§ **TEXT SEGMENT**
They managed to drive out of town and head to her folks place in Virginia Beach. Completely relocated back 
to Tampa area and managed to find a job there.


----------



## RJAMES (Dec 23, 2016)

If you got water pressure you got toilets . Loose water switch to bags for a couple days . Longer than two weeks you most likely got to move for a bunch of reasons.


----------



## thelibrarian (Jan 25, 2017)

Wow! Thank you very much everyone, you have been most helpful! These things are all very good to know, I hadn't thought of a lot of these things. 

I guess "tower" sounds a bit odd; a "tower block" or "apartment" building is probably more common parlance. Though a legitimate tower would be quite excellent. 

I'm in a city in south western Ontario. I feel like storms are most likely, but I would not rule out other more long-term events, in which case I think I'd leave at the safest opportunity and head to the family farm where relieving one's self in bags is not an issue and we're better equipped to live without assistance.

§ **PROVIDED DATA**
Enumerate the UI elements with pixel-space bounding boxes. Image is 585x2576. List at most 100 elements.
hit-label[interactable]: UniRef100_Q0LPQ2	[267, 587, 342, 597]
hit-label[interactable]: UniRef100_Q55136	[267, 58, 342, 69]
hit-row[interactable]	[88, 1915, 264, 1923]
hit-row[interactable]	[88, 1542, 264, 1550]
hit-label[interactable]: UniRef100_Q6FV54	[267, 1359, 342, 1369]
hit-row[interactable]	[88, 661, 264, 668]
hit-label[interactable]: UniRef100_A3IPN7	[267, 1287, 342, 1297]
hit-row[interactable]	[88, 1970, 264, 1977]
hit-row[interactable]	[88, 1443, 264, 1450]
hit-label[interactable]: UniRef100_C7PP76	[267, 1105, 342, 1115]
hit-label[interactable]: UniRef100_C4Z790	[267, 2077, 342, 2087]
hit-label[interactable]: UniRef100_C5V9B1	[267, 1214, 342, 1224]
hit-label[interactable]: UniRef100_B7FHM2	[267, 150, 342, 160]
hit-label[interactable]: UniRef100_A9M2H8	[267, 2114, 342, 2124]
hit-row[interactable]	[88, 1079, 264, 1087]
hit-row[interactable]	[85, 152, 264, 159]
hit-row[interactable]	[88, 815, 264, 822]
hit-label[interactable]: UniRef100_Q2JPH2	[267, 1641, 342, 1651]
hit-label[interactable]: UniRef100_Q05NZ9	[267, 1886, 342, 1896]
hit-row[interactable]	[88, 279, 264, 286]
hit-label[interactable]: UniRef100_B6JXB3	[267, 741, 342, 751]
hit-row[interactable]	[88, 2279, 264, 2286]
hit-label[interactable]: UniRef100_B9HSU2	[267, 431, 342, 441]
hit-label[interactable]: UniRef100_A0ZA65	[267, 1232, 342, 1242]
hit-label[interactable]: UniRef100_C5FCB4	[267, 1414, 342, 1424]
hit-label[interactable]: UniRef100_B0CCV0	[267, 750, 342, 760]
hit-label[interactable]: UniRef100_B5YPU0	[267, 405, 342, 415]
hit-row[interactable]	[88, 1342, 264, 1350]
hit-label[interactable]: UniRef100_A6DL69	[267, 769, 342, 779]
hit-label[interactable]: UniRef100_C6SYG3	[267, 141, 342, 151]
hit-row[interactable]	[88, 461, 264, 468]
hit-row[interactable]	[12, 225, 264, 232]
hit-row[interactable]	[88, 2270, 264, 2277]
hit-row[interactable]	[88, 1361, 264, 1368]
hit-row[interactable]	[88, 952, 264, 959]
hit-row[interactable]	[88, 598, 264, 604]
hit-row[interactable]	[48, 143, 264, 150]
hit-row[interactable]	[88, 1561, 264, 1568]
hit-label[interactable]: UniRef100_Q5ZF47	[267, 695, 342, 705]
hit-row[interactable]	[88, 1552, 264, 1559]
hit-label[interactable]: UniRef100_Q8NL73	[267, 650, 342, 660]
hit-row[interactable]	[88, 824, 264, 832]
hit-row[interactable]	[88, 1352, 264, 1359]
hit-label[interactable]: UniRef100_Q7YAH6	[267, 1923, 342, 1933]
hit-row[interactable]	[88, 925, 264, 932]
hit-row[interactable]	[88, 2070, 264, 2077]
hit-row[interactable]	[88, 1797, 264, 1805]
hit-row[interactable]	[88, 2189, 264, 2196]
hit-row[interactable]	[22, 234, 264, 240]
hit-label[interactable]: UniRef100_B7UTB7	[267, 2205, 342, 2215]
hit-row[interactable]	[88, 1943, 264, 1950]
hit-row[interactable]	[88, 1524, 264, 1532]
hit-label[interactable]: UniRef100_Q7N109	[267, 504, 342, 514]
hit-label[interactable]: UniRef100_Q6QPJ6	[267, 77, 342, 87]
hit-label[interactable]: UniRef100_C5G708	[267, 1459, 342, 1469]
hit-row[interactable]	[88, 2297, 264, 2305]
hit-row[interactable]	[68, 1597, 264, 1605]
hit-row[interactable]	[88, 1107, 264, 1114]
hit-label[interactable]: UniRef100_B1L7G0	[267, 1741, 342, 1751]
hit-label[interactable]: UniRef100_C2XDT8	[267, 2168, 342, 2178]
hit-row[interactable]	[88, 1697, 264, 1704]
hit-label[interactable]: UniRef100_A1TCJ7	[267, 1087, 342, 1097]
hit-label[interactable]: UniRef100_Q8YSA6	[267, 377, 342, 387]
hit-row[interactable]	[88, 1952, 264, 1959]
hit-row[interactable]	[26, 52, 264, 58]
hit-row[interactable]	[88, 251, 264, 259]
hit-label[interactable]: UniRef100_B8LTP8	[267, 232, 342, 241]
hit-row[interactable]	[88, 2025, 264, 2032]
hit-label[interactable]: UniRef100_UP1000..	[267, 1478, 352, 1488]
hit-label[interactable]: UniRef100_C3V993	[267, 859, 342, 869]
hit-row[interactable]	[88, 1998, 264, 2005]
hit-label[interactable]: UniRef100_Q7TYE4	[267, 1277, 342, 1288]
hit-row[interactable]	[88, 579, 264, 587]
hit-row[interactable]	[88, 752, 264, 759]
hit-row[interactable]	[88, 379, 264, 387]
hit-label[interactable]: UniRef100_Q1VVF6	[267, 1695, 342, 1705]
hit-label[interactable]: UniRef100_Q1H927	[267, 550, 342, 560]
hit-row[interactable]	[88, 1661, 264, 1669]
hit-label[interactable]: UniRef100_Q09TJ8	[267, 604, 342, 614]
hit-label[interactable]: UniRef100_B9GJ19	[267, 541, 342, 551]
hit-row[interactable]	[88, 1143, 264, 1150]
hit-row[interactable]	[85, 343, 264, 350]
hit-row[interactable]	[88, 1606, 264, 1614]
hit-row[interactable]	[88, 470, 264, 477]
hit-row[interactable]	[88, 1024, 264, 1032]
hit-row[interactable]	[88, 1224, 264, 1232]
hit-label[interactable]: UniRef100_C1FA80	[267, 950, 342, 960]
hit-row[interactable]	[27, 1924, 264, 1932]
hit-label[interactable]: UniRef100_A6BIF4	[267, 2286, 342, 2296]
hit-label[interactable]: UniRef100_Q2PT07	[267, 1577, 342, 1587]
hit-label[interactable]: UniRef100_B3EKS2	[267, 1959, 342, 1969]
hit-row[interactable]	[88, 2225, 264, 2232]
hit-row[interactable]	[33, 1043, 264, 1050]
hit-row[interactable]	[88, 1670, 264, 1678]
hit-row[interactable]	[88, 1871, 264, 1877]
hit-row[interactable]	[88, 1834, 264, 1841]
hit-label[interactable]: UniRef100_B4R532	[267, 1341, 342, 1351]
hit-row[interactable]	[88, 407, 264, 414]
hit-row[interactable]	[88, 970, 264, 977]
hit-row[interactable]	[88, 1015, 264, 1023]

§ **GOALS**
1 – For the forum thread on emergency preparedness in an apartment building, state whether each statement agrees with the thread, answering yes or no and quoting the words that decide it: (a) RJAMES holds that an outage lasting more than two weeks will most likely require moving; (b) thelibrarian lives in a city in eastern Ontario; (c) thelibrarian regards storms as the most likely event.
2 – Pick up the forum thread on emergency preparedness in an apartment building after its final sentence and continue it.

§ **ANSWERS PER TASK**
1 –
(a) Yes: "Longer than two weeks you most likely got to move for a bunch of reasons."
(b) No: "I'm in a city in south western Ontario."
(c) Yes: "I feel like storms are most likely"

2 –
Thank you again for your answers!

Cheers,
?L


----------



## MaterielGeneral (Jan 27, 2015)

Bags were mentioned, for solid wastes you can buy cedar chips from farming stores and put some on the bottom of the bag and then after you do #2 you can then cover up with a handful of chips. Keep solid waste separate from liquid waste. The RV deodorant would be good for liquid waste in a separate bucket.


----------



## Maine-Marine (Mar 7, 2014)

azrancher said:


> Super Moderator to you @Maine-Marine )


What is the difference between moderator and super moderator??? (joke deleted)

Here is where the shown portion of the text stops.